- _Stored data_:
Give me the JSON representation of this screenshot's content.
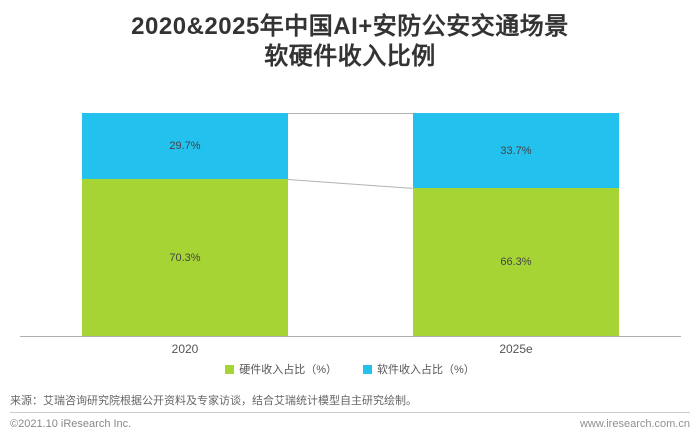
{
  "title": {
    "line1": "2020&2025年中国AI+安防公安交通场景",
    "line2": "软硬件收入比例"
  },
  "chart_data": {
    "type": "bar",
    "stacked": true,
    "title": "2020&2025年中国AI+安防公安交通场景软硬件收入比例",
    "categories": [
      "2020",
      "2025e"
    ],
    "series": [
      {
        "name": "硬件收入占比（%）",
        "color": "#a6d435",
        "values": [
          70.3,
          66.3
        ],
        "labels": [
          "70.3%",
          "66.3%"
        ]
      },
      {
        "name": "软件收入占比（%）",
        "color": "#22c1ee",
        "values": [
          29.7,
          33.7
        ],
        "labels": [
          "29.7%",
          "33.7%"
        ]
      }
    ],
    "xlabel": "",
    "ylabel": "",
    "ylim": [
      0,
      100
    ],
    "grid": false,
    "legend_position": "bottom",
    "value_label_color": "#444444",
    "axis_line_color": "#b0b0b0",
    "connector_line_color": "#b3b3b3"
  },
  "footer": {
    "source": "来源：艾瑞咨询研究院根据公开资料及专家访谈，结合艾瑞统计模型自主研究绘制。",
    "copyright": "©2021.10 iResearch Inc.",
    "website": "www.iresearch.com.cn"
  }
}
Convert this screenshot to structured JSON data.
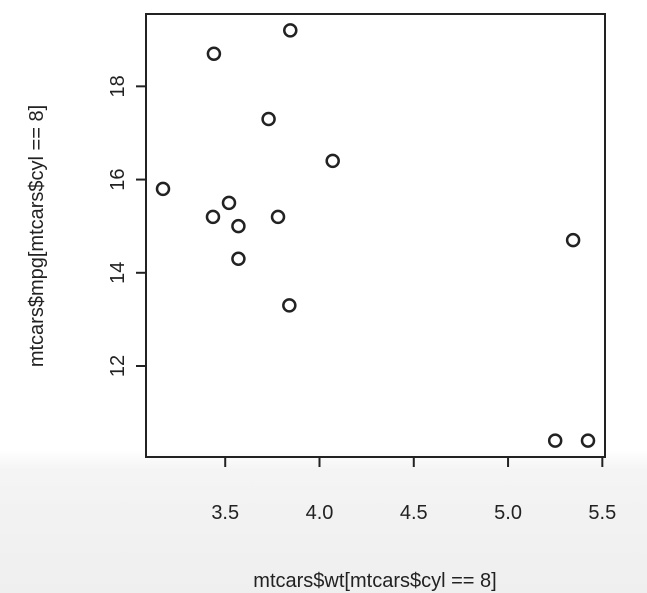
{
  "chart_data": {
    "type": "scatter",
    "xlabel": "mtcars$wt[mtcars$cyl == 8]",
    "ylabel": "mtcars$mpg[mtcars$cyl == 8]",
    "x": [
      3.44,
      3.57,
      4.07,
      3.73,
      3.78,
      5.25,
      5.424,
      5.345,
      3.52,
      3.435,
      3.84,
      3.845,
      3.17,
      3.57
    ],
    "y": [
      18.7,
      14.3,
      16.4,
      17.3,
      15.2,
      10.4,
      10.4,
      14.7,
      15.5,
      15.2,
      13.3,
      19.2,
      15.8,
      15.0
    ],
    "xlim": [
      3.17,
      5.424
    ],
    "ylim": [
      10.4,
      19.2
    ],
    "x_ticks": [
      "3.5",
      "4.0",
      "4.5",
      "5.0",
      "5.5"
    ],
    "y_ticks": [
      "12",
      "14",
      "16",
      "18"
    ],
    "grid": false,
    "marker": "open-circle"
  }
}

- _Exercise instructions_: Write out the records above exactly as they appear, leaving out any pictures.

- _Task output_:
Give me the JSON representation of this screenshot's content.
{
  "title": {
    "line1": "2020&2025年中国AI+安防公安交通场景",
    "line2": "软硬件收入比例"
  },
  "chart_data": {
    "type": "bar",
    "stacked": true,
    "title": "2020&2025年中国AI+安防公安交通场景软硬件收入比例",
    "categories": [
      "2020",
      "2025e"
    ],
    "series": [
      {
        "name": "硬件收入占比（%）",
        "color": "#a6d435",
        "values": [
          70.3,
          66.3
        ],
        "labels": [
          "70.3%",
          "66.3%"
        ]
      },
      {
        "name": "软件收入占比（%）",
        "color": "#22c1ee",
        "values": [
          29.7,
          33.7
        ],
        "labels": [
          "29.7%",
          "33.7%"
        ]
      }
    ],
    "xlabel": "",
    "ylabel": "",
    "ylim": [
      0,
      100
    ],
    "grid": false,
    "legend_position": "bottom",
    "value_label_color": "#444444",
    "axis_line_color": "#b0b0b0",
    "connector_line_color": "#b3b3b3"
  },
  "footer": {
    "source": "来源：艾瑞咨询研究院根据公开资料及专家访谈，结合艾瑞统计模型自主研究绘制。",
    "copyright": "©2021.10 iResearch Inc.",
    "website": "www.iresearch.com.cn"
  }
}
Convert this screenshot to structured JSON data.
{
  "chart_data": {
    "type": "scatter",
    "xlabel": "mtcars$wt[mtcars$cyl == 8]",
    "ylabel": "mtcars$mpg[mtcars$cyl == 8]",
    "x": [
      3.44,
      3.57,
      4.07,
      3.73,
      3.78,
      5.25,
      5.424,
      5.345,
      3.52,
      3.435,
      3.84,
      3.845,
      3.17,
      3.57
    ],
    "y": [
      18.7,
      14.3,
      16.4,
      17.3,
      15.2,
      10.4,
      10.4,
      14.7,
      15.5,
      15.2,
      13.3,
      19.2,
      15.8,
      15.0
    ],
    "xlim": [
      3.17,
      5.424
    ],
    "ylim": [
      10.4,
      19.2
    ],
    "x_ticks": [
      "3.5",
      "4.0",
      "4.5",
      "5.0",
      "5.5"
    ],
    "y_ticks": [
      "12",
      "14",
      "16",
      "18"
    ],
    "grid": false,
    "marker": "open-circle"
  }
}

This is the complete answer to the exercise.